Records from a data collection
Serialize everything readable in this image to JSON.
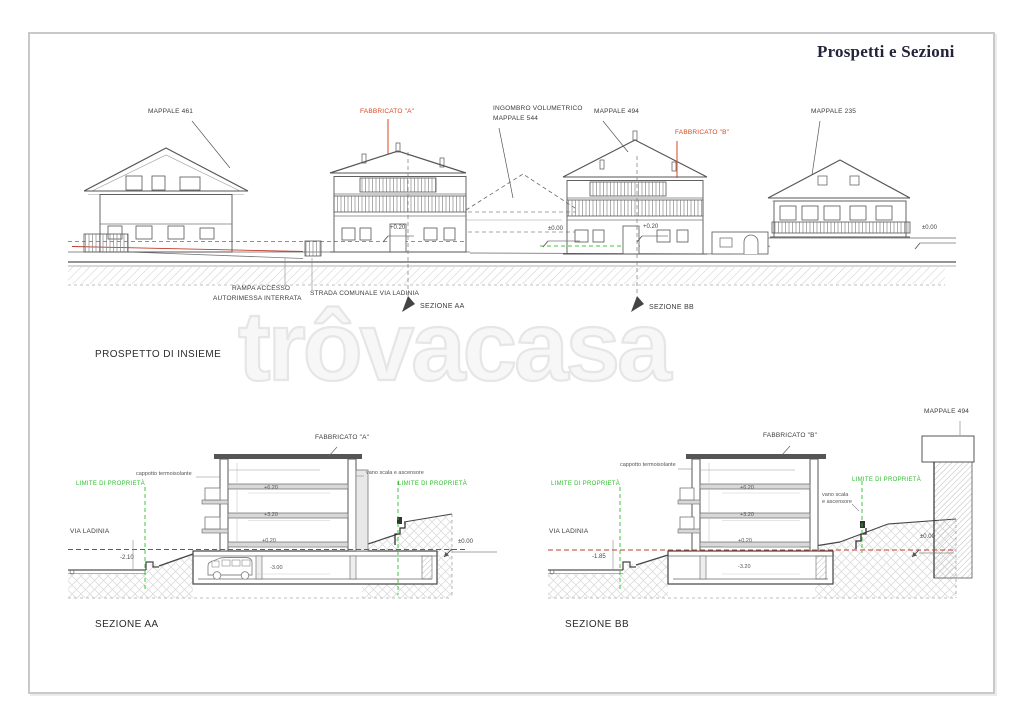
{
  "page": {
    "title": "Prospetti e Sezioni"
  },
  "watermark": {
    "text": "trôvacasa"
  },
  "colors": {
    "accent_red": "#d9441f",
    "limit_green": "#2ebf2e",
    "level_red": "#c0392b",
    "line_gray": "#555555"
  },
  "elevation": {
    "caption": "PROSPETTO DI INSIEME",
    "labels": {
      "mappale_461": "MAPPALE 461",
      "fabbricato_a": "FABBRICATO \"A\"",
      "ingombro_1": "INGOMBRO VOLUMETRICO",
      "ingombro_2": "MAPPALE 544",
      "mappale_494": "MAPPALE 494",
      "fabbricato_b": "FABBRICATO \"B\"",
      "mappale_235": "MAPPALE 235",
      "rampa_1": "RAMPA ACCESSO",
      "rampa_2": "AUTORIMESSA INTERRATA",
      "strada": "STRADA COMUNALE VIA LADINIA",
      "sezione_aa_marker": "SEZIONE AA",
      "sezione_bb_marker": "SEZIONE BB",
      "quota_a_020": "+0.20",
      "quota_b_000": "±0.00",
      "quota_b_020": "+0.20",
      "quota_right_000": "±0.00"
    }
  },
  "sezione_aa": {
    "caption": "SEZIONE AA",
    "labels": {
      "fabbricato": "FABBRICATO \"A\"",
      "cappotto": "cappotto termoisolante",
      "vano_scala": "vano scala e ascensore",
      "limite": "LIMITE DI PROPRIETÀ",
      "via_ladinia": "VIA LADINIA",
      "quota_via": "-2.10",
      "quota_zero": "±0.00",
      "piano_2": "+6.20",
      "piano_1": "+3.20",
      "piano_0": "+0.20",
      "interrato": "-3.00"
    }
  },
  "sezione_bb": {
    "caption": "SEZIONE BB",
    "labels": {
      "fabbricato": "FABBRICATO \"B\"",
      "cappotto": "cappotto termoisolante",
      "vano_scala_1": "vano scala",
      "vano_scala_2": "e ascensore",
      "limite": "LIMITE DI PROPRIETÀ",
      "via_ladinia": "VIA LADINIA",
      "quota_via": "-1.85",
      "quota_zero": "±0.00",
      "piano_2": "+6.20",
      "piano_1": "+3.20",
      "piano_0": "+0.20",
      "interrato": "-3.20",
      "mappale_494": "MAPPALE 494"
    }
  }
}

Work to be completed: Replicate the material above verbatim; images stay out of the copy.

Written answer:
Serialize everything readable in this image to JSON.
{
  "page": {
    "title": "Prospetti e Sezioni"
  },
  "watermark": {
    "text": "trôvacasa"
  },
  "colors": {
    "accent_red": "#d9441f",
    "limit_green": "#2ebf2e",
    "level_red": "#c0392b",
    "line_gray": "#555555"
  },
  "elevation": {
    "caption": "PROSPETTO DI INSIEME",
    "labels": {
      "mappale_461": "MAPPALE 461",
      "fabbricato_a": "FABBRICATO \"A\"",
      "ingombro_1": "INGOMBRO VOLUMETRICO",
      "ingombro_2": "MAPPALE 544",
      "mappale_494": "MAPPALE 494",
      "fabbricato_b": "FABBRICATO \"B\"",
      "mappale_235": "MAPPALE 235",
      "rampa_1": "RAMPA ACCESSO",
      "rampa_2": "AUTORIMESSA INTERRATA",
      "strada": "STRADA COMUNALE VIA LADINIA",
      "sezione_aa_marker": "SEZIONE AA",
      "sezione_bb_marker": "SEZIONE BB",
      "quota_a_020": "+0.20",
      "quota_b_000": "±0.00",
      "quota_b_020": "+0.20",
      "quota_right_000": "±0.00"
    }
  },
  "sezione_aa": {
    "caption": "SEZIONE AA",
    "labels": {
      "fabbricato": "FABBRICATO \"A\"",
      "cappotto": "cappotto termoisolante",
      "vano_scala": "vano scala e ascensore",
      "limite": "LIMITE DI PROPRIETÀ",
      "via_ladinia": "VIA LADINIA",
      "quota_via": "-2.10",
      "quota_zero": "±0.00",
      "piano_2": "+6.20",
      "piano_1": "+3.20",
      "piano_0": "+0.20",
      "interrato": "-3.00"
    }
  },
  "sezione_bb": {
    "caption": "SEZIONE BB",
    "labels": {
      "fabbricato": "FABBRICATO \"B\"",
      "cappotto": "cappotto termoisolante",
      "vano_scala_1": "vano scala",
      "vano_scala_2": "e ascensore",
      "limite": "LIMITE DI PROPRIETÀ",
      "via_ladinia": "VIA LADINIA",
      "quota_via": "-1.85",
      "quota_zero": "±0.00",
      "piano_2": "+6.20",
      "piano_1": "+3.20",
      "piano_0": "+0.20",
      "interrato": "-3.20",
      "mappale_494": "MAPPALE 494"
    }
  }
}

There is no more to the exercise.